--- BEGIN ---
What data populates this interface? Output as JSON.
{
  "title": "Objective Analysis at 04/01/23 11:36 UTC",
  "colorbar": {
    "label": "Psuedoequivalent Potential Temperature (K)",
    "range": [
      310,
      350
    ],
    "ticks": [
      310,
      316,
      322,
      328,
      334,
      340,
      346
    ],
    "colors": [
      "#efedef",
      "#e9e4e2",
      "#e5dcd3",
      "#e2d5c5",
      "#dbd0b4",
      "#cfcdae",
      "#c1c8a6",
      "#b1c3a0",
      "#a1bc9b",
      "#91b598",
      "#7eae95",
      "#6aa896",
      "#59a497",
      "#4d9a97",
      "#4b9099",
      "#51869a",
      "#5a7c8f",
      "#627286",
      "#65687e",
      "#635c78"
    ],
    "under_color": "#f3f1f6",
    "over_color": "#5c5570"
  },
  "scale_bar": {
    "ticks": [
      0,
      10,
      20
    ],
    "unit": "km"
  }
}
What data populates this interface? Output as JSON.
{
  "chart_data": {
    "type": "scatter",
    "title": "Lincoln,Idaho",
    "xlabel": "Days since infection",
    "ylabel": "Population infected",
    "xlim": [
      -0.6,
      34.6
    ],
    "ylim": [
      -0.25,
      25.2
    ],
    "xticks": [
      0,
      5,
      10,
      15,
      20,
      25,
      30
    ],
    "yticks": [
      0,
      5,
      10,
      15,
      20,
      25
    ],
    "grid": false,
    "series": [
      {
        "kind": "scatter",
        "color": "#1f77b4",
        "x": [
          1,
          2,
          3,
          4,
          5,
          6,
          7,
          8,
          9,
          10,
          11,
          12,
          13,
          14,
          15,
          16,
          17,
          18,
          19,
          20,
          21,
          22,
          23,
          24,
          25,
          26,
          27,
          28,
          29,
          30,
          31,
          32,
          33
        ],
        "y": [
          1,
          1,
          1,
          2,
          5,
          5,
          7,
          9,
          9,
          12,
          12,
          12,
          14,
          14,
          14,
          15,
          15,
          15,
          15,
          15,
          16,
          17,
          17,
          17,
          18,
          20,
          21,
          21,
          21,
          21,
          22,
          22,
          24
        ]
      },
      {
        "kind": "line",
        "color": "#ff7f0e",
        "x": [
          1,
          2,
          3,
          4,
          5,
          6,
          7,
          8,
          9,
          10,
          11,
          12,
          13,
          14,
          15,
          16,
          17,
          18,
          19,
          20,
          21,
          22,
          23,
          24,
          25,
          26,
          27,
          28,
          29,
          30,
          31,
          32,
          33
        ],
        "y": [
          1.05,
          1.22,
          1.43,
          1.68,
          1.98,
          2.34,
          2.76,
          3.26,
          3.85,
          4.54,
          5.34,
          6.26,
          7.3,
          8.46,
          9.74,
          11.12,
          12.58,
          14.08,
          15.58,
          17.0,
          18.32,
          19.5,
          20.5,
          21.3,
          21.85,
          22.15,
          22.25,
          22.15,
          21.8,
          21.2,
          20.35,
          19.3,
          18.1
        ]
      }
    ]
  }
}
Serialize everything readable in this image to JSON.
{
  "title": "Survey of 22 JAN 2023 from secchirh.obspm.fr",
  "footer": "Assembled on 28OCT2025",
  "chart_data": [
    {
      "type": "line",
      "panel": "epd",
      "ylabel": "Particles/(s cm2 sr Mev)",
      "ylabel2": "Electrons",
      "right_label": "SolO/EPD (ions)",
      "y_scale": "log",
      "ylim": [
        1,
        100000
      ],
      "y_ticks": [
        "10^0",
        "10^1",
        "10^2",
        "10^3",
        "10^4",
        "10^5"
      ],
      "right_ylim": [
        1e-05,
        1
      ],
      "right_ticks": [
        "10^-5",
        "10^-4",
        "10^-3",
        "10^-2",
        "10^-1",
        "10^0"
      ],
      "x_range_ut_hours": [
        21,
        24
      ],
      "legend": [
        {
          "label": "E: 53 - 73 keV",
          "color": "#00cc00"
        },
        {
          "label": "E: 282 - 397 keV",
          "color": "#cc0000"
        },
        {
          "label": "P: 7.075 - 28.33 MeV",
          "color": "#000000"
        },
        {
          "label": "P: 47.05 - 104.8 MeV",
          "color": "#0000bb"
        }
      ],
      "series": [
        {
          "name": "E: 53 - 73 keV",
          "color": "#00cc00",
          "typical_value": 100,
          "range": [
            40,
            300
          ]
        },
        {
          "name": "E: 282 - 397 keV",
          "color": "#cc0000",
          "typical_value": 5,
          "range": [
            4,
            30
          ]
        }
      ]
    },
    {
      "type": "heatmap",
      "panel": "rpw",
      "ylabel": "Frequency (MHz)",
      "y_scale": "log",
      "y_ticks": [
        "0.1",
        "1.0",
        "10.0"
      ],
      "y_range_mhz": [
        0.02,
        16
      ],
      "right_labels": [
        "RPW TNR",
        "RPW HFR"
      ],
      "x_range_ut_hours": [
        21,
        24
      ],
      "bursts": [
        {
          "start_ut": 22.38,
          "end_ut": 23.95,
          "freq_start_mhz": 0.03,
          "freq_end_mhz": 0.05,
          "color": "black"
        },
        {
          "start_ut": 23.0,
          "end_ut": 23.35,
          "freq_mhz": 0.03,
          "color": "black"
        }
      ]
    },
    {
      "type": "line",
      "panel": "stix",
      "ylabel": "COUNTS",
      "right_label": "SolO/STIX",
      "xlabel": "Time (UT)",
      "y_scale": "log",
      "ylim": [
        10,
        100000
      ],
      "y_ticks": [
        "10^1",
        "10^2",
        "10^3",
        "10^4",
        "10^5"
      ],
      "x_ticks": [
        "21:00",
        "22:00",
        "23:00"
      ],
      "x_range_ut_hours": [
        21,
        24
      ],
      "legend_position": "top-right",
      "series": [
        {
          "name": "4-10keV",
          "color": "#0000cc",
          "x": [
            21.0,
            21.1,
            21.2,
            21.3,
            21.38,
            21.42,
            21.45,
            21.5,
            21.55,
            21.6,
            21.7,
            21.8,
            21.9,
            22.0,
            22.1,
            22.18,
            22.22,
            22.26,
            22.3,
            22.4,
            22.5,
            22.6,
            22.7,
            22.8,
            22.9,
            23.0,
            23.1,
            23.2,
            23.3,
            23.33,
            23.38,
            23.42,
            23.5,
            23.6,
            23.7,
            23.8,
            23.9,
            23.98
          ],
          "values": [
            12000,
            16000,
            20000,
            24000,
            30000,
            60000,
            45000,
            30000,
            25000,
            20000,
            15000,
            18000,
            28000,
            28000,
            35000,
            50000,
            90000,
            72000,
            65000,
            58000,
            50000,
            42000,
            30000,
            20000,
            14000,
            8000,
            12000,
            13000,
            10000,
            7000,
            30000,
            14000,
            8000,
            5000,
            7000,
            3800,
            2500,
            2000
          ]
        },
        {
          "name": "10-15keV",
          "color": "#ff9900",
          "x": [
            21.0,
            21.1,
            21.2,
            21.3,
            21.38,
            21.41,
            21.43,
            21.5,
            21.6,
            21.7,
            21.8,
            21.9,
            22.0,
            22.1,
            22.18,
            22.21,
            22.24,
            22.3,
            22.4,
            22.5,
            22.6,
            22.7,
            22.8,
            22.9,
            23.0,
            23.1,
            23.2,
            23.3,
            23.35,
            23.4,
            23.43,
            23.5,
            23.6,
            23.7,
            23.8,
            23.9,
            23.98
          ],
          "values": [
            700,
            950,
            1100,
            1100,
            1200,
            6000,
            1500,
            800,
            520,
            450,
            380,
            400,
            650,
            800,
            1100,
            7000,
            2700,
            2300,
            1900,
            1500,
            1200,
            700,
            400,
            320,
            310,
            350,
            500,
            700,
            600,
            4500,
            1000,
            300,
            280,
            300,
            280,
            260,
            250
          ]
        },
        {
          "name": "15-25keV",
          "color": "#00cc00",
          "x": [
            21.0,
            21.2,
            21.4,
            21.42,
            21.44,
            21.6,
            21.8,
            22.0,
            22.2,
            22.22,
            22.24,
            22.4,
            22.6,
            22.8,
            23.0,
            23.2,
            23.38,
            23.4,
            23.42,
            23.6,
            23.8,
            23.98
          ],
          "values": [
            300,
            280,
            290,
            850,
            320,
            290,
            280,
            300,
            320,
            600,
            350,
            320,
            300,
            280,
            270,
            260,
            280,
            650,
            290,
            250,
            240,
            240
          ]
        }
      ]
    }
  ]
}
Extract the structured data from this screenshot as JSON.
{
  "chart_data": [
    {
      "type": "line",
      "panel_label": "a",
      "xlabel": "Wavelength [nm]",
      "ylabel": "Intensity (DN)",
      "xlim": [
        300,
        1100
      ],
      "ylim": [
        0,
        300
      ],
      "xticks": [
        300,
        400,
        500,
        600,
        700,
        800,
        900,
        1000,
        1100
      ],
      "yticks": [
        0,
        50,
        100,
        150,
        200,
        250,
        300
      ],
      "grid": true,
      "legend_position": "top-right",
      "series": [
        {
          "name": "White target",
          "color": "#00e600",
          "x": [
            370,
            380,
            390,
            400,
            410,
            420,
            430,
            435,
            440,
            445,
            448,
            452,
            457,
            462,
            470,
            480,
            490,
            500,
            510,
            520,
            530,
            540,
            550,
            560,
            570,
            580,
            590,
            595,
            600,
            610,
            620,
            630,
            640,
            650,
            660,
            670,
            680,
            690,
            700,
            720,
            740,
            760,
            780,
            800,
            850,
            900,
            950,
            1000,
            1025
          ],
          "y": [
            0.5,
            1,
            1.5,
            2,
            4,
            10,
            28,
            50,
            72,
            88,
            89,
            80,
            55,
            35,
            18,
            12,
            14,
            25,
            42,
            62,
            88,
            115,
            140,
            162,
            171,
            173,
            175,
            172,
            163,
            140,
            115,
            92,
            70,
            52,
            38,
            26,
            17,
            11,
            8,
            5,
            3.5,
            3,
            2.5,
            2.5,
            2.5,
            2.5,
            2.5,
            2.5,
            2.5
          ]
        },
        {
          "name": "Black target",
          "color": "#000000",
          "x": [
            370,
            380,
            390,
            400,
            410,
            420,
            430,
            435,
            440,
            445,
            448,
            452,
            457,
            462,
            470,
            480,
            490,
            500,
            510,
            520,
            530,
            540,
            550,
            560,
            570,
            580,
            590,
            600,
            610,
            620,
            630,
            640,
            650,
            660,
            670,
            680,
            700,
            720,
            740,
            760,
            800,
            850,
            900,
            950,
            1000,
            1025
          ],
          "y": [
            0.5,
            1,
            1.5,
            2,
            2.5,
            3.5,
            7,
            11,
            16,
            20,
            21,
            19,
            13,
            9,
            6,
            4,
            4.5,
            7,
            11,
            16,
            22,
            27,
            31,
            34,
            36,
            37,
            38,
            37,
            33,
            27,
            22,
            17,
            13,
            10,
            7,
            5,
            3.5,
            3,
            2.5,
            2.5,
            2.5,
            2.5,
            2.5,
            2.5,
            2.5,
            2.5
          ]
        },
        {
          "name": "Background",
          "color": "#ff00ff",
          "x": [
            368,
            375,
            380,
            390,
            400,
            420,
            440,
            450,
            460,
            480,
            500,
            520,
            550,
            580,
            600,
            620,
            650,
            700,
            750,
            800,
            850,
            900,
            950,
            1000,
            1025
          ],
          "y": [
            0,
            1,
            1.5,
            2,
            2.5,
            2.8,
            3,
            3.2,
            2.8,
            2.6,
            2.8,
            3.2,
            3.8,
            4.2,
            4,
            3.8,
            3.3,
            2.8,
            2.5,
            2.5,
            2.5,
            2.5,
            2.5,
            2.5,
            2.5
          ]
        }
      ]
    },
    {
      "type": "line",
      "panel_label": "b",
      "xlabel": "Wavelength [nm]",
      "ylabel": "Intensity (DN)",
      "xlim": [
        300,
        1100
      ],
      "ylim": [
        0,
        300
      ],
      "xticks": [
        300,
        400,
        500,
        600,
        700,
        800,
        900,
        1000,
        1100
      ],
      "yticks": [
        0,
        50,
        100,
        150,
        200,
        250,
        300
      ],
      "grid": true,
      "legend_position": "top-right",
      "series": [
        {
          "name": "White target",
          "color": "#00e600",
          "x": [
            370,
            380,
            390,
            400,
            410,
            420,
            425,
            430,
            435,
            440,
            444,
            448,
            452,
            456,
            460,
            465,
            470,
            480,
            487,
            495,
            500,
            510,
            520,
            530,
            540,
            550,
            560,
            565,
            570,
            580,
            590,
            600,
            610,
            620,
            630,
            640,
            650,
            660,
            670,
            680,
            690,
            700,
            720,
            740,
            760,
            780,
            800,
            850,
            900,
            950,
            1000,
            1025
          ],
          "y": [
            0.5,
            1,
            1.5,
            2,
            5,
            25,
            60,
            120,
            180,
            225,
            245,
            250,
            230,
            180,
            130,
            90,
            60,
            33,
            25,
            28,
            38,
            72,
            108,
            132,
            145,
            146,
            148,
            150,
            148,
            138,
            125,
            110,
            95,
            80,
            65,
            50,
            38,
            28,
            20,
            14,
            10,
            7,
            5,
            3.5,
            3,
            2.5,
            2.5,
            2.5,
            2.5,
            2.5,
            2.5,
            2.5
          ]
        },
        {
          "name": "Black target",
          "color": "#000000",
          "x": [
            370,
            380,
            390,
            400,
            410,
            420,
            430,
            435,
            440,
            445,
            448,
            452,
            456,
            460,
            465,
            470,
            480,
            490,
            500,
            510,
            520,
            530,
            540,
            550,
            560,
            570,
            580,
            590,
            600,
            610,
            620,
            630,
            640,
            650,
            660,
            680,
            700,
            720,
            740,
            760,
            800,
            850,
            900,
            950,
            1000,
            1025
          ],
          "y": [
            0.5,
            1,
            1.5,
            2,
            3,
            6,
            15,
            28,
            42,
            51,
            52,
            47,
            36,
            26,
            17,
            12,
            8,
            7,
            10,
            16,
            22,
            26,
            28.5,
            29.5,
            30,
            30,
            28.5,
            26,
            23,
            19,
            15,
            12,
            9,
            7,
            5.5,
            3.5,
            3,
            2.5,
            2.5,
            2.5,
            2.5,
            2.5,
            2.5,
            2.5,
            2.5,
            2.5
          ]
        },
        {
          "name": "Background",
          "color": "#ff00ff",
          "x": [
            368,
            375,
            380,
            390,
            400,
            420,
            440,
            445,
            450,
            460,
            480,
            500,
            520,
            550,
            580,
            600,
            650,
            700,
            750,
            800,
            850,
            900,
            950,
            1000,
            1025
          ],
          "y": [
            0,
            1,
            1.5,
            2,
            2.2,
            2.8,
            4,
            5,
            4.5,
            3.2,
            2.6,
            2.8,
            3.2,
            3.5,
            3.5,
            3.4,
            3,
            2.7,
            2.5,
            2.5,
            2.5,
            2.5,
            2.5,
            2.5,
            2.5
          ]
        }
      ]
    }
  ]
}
--- END ---
*What to produce*. From the data, list each line in which the string "SolO" appears.

*Answer to this task*.
      "right_label": "SolO/EPD (ions)",
      "right_label": "SolO/STIX",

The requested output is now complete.